Input for this task:
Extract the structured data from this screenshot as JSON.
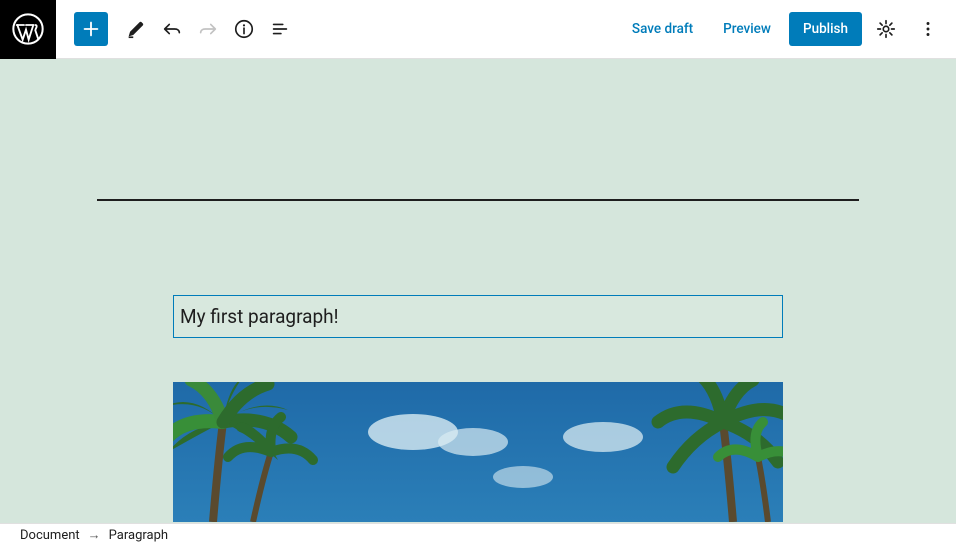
{
  "toolbar": {
    "save_draft": "Save draft",
    "preview": "Preview",
    "publish": "Publish"
  },
  "editor": {
    "paragraph_text": "My first paragraph!"
  },
  "breadcrumb": {
    "root": "Document",
    "current": "Paragraph"
  },
  "colors": {
    "accent": "#007cba",
    "canvas_bg": "#d5e6dc"
  }
}
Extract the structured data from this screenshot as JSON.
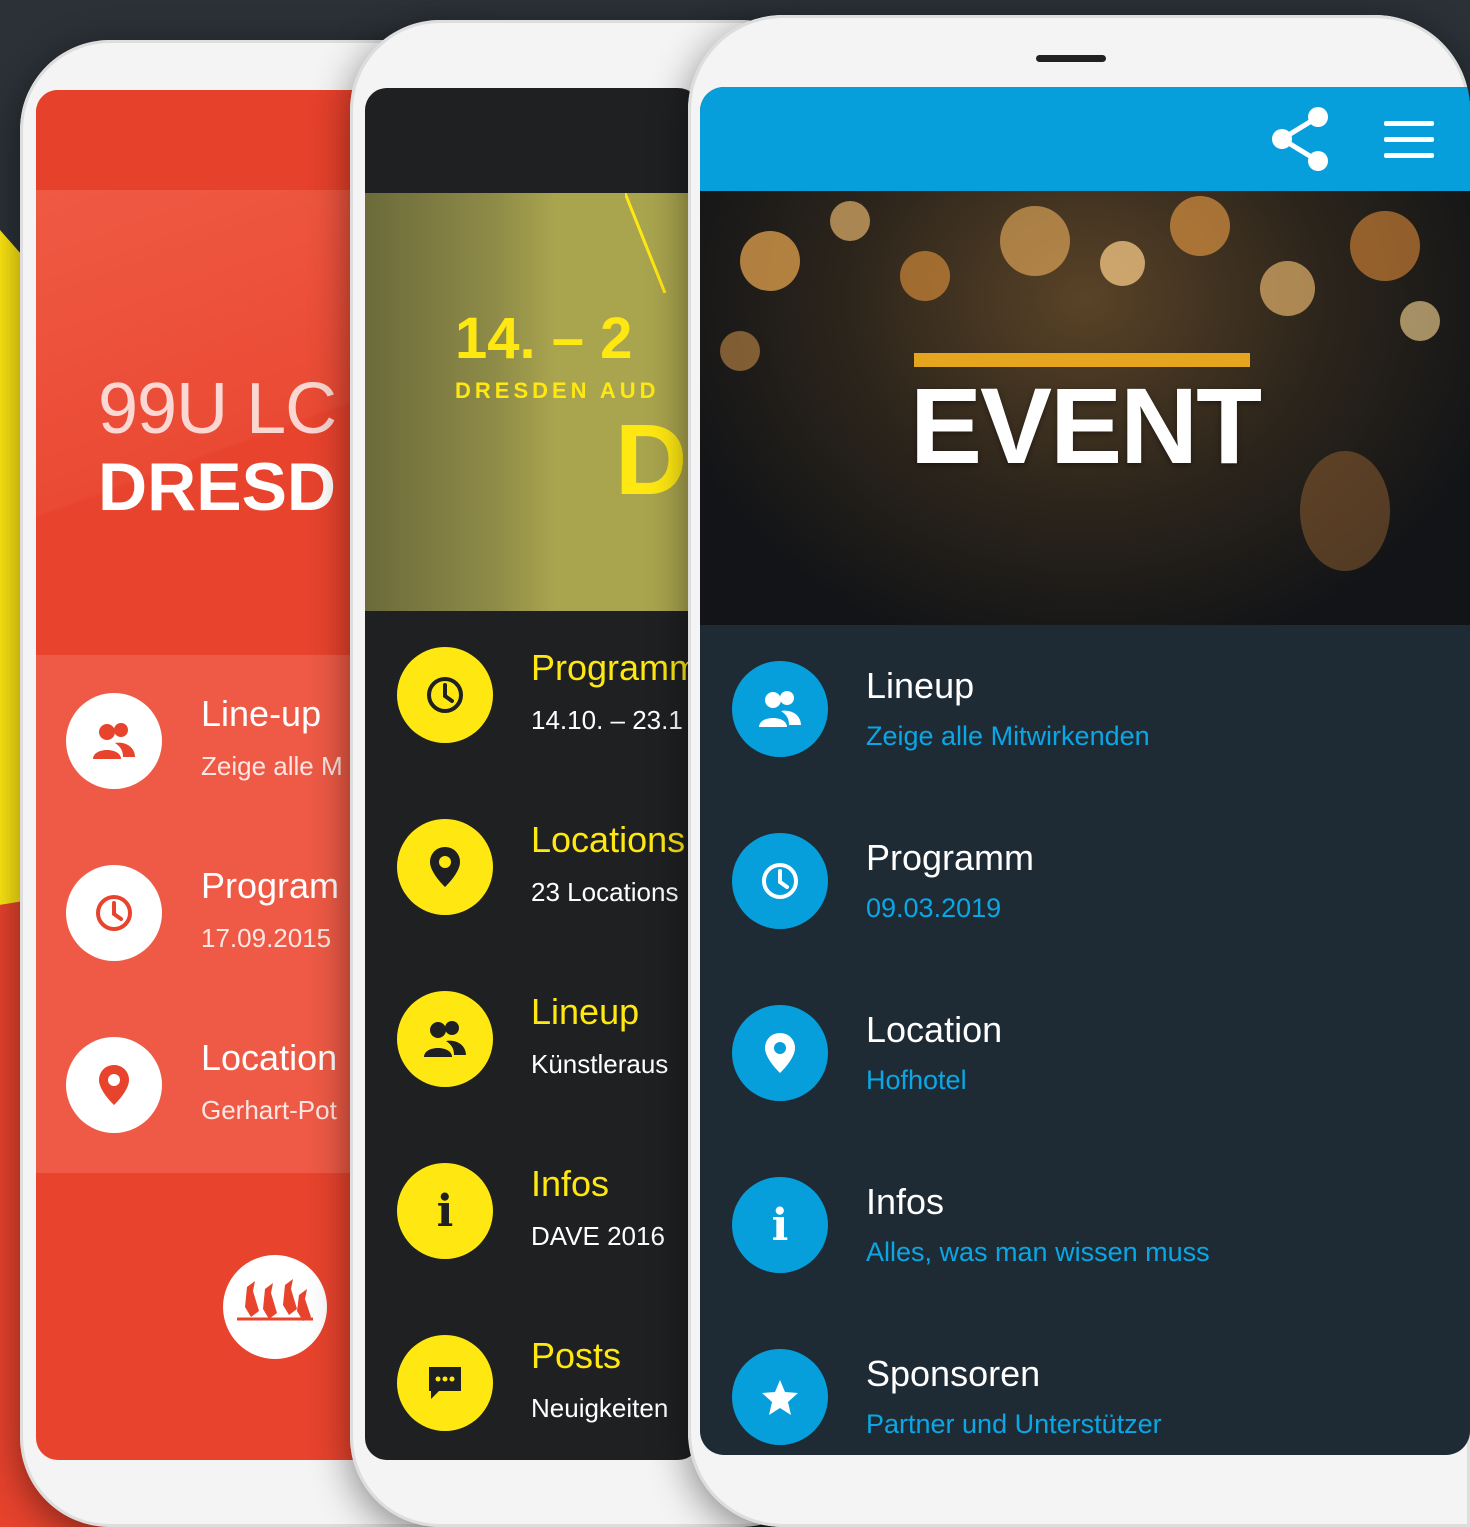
{
  "colors": {
    "red": "#e8432d",
    "yellow": "#ffe812",
    "blue": "#069fdc",
    "dark": "#1f2b34"
  },
  "phone1": {
    "title_line1": "99U LC",
    "title_line2": "DRESD",
    "items": [
      {
        "label": "Line-up",
        "sub": "Zeige alle M",
        "icon": "people-icon"
      },
      {
        "label": "Program",
        "sub": "17.09.2015",
        "icon": "clock-icon"
      },
      {
        "label": "Location",
        "sub": "Gerhart-Pot",
        "icon": "map-pin-icon"
      }
    ],
    "logo_icon": "birds-logo-icon"
  },
  "phone2": {
    "hero_date": "14. – 2",
    "hero_venue": "DRESDEN AUD",
    "hero_big": "D",
    "items": [
      {
        "label": "Programm",
        "sub": "14.10. – 23.1",
        "icon": "clock-icon"
      },
      {
        "label": "Locations",
        "sub": "23 Locations",
        "icon": "map-pin-icon"
      },
      {
        "label": "Lineup",
        "sub": "Künstleraus",
        "icon": "people-icon"
      },
      {
        "label": "Infos",
        "sub": "DAVE 2016",
        "icon": "info-icon"
      },
      {
        "label": "Posts",
        "sub": "Neuigkeiten",
        "icon": "chat-icon"
      }
    ]
  },
  "phone3": {
    "hero_title": "EVENT",
    "items": [
      {
        "label": "Lineup",
        "sub": "Zeige alle Mitwirkenden",
        "icon": "people-icon"
      },
      {
        "label": "Programm",
        "sub": "09.03.2019",
        "icon": "clock-icon"
      },
      {
        "label": "Location",
        "sub": "Hofhotel",
        "icon": "map-pin-icon"
      },
      {
        "label": "Infos",
        "sub": "Alles, was man wissen muss",
        "icon": "info-icon"
      },
      {
        "label": "Sponsoren",
        "sub": "Partner und Unterstützer",
        "icon": "star-icon"
      }
    ],
    "toolbar_icons": [
      "share-icon",
      "menu-icon"
    ]
  }
}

The request:
Restate the whole listing above exactly, except for its images.

Result for this task:
Extract the structured data from this screenshot as JSON.
{
  "toolbar": {
    "save_draft": "Save draft",
    "preview": "Preview",
    "publish": "Publish"
  },
  "editor": {
    "paragraph_text": "My first paragraph!"
  },
  "breadcrumb": {
    "root": "Document",
    "current": "Paragraph"
  },
  "colors": {
    "accent": "#007cba",
    "canvas_bg": "#d5e6dc"
  }
}
Extract the structured data from this screenshot as JSON.
{
  "colors": {
    "red": "#e8432d",
    "yellow": "#ffe812",
    "blue": "#069fdc",
    "dark": "#1f2b34"
  },
  "phone1": {
    "title_line1": "99U LC",
    "title_line2": "DRESD",
    "items": [
      {
        "label": "Line-up",
        "sub": "Zeige alle M",
        "icon": "people-icon"
      },
      {
        "label": "Program",
        "sub": "17.09.2015",
        "icon": "clock-icon"
      },
      {
        "label": "Location",
        "sub": "Gerhart-Pot",
        "icon": "map-pin-icon"
      }
    ],
    "logo_icon": "birds-logo-icon"
  },
  "phone2": {
    "hero_date": "14. – 2",
    "hero_venue": "DRESDEN AUD",
    "hero_big": "D",
    "items": [
      {
        "label": "Programm",
        "sub": "14.10. – 23.1",
        "icon": "clock-icon"
      },
      {
        "label": "Locations",
        "sub": "23 Locations",
        "icon": "map-pin-icon"
      },
      {
        "label": "Lineup",
        "sub": "Künstleraus",
        "icon": "people-icon"
      },
      {
        "label": "Infos",
        "sub": "DAVE 2016",
        "icon": "info-icon"
      },
      {
        "label": "Posts",
        "sub": "Neuigkeiten",
        "icon": "chat-icon"
      }
    ]
  },
  "phone3": {
    "hero_title": "EVENT",
    "items": [
      {
        "label": "Lineup",
        "sub": "Zeige alle Mitwirkenden",
        "icon": "people-icon"
      },
      {
        "label": "Programm",
        "sub": "09.03.2019",
        "icon": "clock-icon"
      },
      {
        "label": "Location",
        "sub": "Hofhotel",
        "icon": "map-pin-icon"
      },
      {
        "label": "Infos",
        "sub": "Alles, was man wissen muss",
        "icon": "info-icon"
      },
      {
        "label": "Sponsoren",
        "sub": "Partner und Unterstützer",
        "icon": "star-icon"
      }
    ],
    "toolbar_icons": [
      "share-icon",
      "menu-icon"
    ]
  }
}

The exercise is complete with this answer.